───── Records shown

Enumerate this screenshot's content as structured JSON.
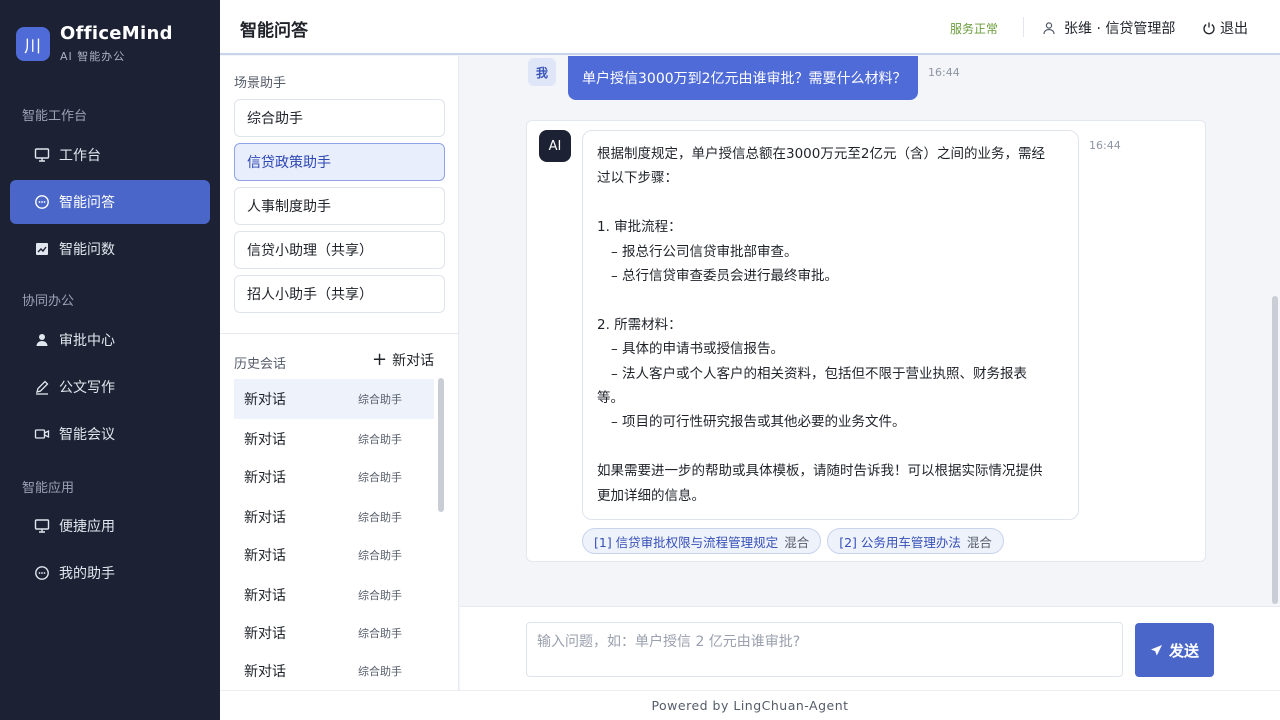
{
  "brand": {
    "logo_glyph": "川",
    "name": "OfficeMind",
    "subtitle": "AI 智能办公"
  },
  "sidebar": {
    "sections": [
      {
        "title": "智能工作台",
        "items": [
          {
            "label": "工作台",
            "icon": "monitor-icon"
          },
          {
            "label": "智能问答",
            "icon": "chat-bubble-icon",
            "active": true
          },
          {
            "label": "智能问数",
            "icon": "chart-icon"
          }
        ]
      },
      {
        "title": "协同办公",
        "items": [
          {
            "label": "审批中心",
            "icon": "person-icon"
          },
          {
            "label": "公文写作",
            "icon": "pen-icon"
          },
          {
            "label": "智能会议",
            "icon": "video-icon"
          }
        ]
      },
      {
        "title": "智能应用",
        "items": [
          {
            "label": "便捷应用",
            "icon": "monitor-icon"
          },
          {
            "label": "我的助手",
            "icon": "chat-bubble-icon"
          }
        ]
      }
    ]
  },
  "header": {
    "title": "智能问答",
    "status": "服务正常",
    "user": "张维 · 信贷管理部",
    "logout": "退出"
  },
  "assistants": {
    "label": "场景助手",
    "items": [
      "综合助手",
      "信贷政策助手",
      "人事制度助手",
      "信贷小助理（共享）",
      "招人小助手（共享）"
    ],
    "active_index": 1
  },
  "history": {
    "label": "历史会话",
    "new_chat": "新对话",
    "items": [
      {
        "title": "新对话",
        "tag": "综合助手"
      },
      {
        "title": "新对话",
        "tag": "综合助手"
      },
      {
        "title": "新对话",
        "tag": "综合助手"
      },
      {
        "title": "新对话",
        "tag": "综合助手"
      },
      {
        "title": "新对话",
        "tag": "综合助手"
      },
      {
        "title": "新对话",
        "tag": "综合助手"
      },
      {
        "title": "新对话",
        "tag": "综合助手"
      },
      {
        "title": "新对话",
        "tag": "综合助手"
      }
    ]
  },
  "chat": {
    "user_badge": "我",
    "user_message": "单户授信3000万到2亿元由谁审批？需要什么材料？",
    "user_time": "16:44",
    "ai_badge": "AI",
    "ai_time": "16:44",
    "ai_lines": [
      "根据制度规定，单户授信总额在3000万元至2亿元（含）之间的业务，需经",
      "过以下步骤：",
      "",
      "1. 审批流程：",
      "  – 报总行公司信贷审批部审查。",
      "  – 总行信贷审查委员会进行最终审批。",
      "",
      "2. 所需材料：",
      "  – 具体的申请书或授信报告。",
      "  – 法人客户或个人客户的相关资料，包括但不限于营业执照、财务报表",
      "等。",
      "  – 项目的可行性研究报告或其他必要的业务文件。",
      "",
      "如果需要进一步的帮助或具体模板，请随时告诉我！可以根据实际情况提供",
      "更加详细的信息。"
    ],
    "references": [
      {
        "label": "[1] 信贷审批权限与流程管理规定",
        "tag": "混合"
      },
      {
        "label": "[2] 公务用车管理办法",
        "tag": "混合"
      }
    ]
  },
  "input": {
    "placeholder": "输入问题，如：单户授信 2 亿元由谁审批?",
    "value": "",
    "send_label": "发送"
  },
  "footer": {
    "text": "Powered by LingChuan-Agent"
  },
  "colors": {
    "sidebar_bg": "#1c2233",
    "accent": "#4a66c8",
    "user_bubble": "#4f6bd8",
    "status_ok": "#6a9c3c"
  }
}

──────────
───── Records shown

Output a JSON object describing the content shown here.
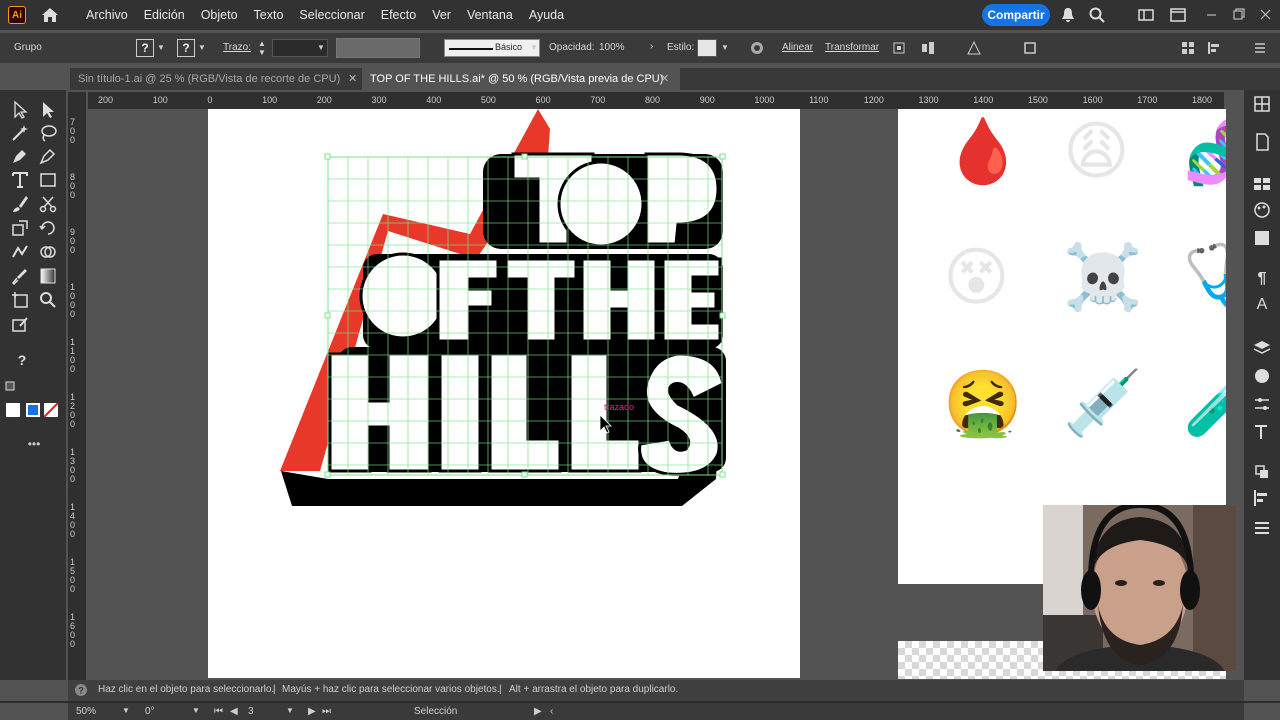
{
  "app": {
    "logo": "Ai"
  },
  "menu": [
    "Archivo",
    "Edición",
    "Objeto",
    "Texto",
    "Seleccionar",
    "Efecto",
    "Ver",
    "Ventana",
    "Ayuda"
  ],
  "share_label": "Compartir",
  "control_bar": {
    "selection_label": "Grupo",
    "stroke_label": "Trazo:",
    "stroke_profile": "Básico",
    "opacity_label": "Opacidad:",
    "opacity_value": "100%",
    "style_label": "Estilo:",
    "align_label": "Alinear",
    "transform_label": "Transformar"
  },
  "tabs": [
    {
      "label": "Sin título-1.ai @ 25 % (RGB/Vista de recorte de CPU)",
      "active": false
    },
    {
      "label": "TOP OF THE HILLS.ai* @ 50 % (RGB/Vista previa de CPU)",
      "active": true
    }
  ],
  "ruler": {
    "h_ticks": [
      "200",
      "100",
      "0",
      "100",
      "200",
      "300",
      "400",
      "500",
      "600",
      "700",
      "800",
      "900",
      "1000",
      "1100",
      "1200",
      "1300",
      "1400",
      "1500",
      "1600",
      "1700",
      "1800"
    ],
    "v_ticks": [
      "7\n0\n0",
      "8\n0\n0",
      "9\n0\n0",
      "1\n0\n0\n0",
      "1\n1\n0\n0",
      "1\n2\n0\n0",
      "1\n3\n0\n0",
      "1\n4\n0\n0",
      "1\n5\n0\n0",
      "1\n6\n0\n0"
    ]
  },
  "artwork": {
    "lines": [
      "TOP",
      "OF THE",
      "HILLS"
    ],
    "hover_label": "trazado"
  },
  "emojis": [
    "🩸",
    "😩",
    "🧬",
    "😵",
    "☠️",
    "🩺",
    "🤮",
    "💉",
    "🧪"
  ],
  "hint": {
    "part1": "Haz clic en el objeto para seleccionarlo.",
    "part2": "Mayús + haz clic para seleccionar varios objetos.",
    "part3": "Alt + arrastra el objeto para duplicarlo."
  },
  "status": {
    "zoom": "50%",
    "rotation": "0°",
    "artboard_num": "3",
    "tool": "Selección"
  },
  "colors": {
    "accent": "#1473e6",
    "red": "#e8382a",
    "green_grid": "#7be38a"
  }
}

──────────

**Goal**
Each line that holds the word "content" is to be copied.

**Response to the task**
Enumerate this screenshot's content as structured JSON.
Output a JSON object describing the content shown here.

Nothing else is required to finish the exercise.